start MATERIAL

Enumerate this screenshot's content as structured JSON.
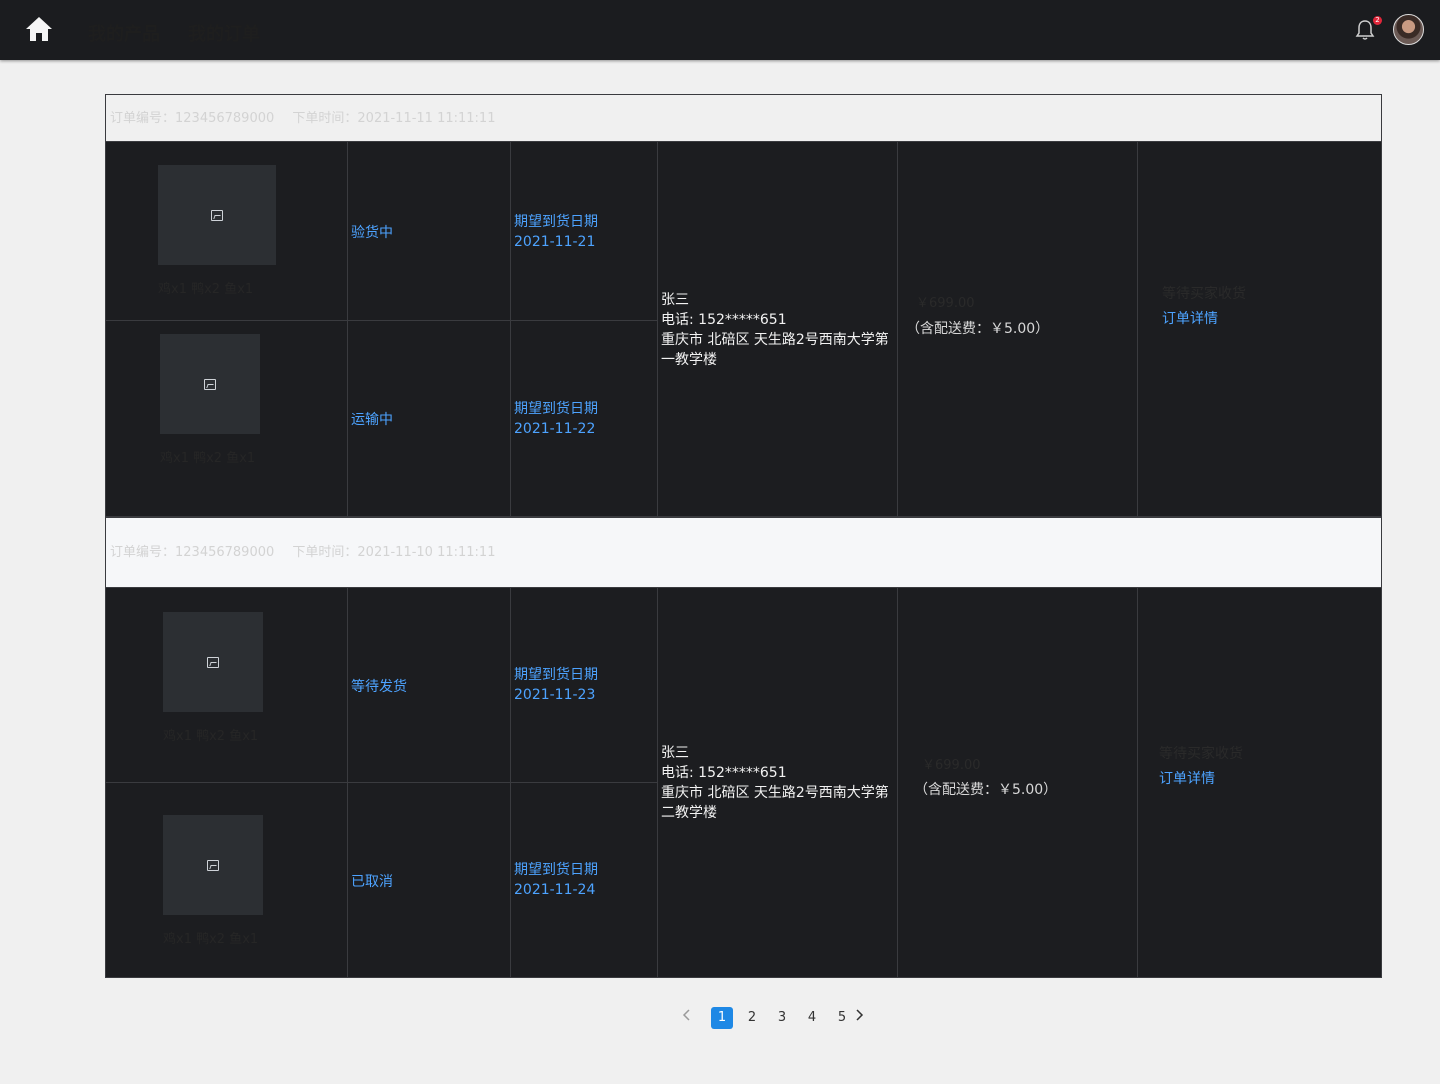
{
  "nav": {
    "home_icon": "home-icon",
    "items": [
      "我的产品",
      "我的订单"
    ],
    "notification_count": "2",
    "bell_icon": "bell-icon",
    "avatar": "user-avatar"
  },
  "orders": [
    {
      "header": {
        "order_no": "订单编号：123456789000",
        "order_time": "下单时间：2021-11-11 11:11:11"
      },
      "products": [
        {
          "items": "鸡x1 鸭x2 鱼x1",
          "status": "验货中",
          "deliver_label": "期望到货日期",
          "deliver_date": "2021-11-21"
        },
        {
          "items": "鸡x1 鸭x2 鱼x1",
          "status": "运输中",
          "deliver_label": "期望到货日期",
          "deliver_date": "2021-11-22"
        }
      ],
      "recipient": {
        "name": "张三",
        "phone": "电话: 152*****651",
        "address": "重庆市 北碚区 天生路2号西南大学第一教学楼"
      },
      "price": "￥699.00",
      "shipping": "（含配送费：￥5.00）",
      "state": "等待买家收货",
      "detail_link": "订单详情"
    },
    {
      "header": {
        "order_no": "订单编号：123456789000",
        "order_time": "下单时间：2021-11-10 11:11:11"
      },
      "products": [
        {
          "items": "鸡x1 鸭x2 鱼x1",
          "status": "等待发货",
          "deliver_label": "期望到货日期",
          "deliver_date": "2021-11-23"
        },
        {
          "items": "鸡x1 鸭x2 鱼x1",
          "status": "已取消",
          "deliver_label": "期望到货日期",
          "deliver_date": "2021-11-24"
        }
      ],
      "recipient": {
        "name": "张三",
        "phone": "电话: 152*****651",
        "address": "重庆市 北碚区 天生路2号西南大学第二教学楼"
      },
      "price": "￥699.00",
      "shipping": "（含配送费：￥5.00）",
      "state": "等待买家收货",
      "detail_link": "订单详情"
    }
  ],
  "pagination": {
    "pages": [
      "1",
      "2",
      "3",
      "4",
      "5"
    ],
    "current": "1",
    "prev_icon": "chevron-left-icon",
    "next_icon": "chevron-right-icon"
  }
}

end MATERIAL

Can you retype every record above exactly, leaving out the pictures?

FULL SOLUTION:
Enumerate this screenshot's content as structured JSON.
{
  "nav": {
    "home_icon": "home-icon",
    "items": [
      "我的产品",
      "我的订单"
    ],
    "notification_count": "2",
    "bell_icon": "bell-icon",
    "avatar": "user-avatar"
  },
  "orders": [
    {
      "header": {
        "order_no": "订单编号：123456789000",
        "order_time": "下单时间：2021-11-11 11:11:11"
      },
      "products": [
        {
          "items": "鸡x1 鸭x2 鱼x1",
          "status": "验货中",
          "deliver_label": "期望到货日期",
          "deliver_date": "2021-11-21"
        },
        {
          "items": "鸡x1 鸭x2 鱼x1",
          "status": "运输中",
          "deliver_label": "期望到货日期",
          "deliver_date": "2021-11-22"
        }
      ],
      "recipient": {
        "name": "张三",
        "phone": "电话: 152*****651",
        "address": "重庆市 北碚区 天生路2号西南大学第一教学楼"
      },
      "price": "￥699.00",
      "shipping": "（含配送费：￥5.00）",
      "state": "等待买家收货",
      "detail_link": "订单详情"
    },
    {
      "header": {
        "order_no": "订单编号：123456789000",
        "order_time": "下单时间：2021-11-10 11:11:11"
      },
      "products": [
        {
          "items": "鸡x1 鸭x2 鱼x1",
          "status": "等待发货",
          "deliver_label": "期望到货日期",
          "deliver_date": "2021-11-23"
        },
        {
          "items": "鸡x1 鸭x2 鱼x1",
          "status": "已取消",
          "deliver_label": "期望到货日期",
          "deliver_date": "2021-11-24"
        }
      ],
      "recipient": {
        "name": "张三",
        "phone": "电话: 152*****651",
        "address": "重庆市 北碚区 天生路2号西南大学第二教学楼"
      },
      "price": "￥699.00",
      "shipping": "（含配送费：￥5.00）",
      "state": "等待买家收货",
      "detail_link": "订单详情"
    }
  ],
  "pagination": {
    "pages": [
      "1",
      "2",
      "3",
      "4",
      "5"
    ],
    "current": "1",
    "prev_icon": "chevron-left-icon",
    "next_icon": "chevron-right-icon"
  }
}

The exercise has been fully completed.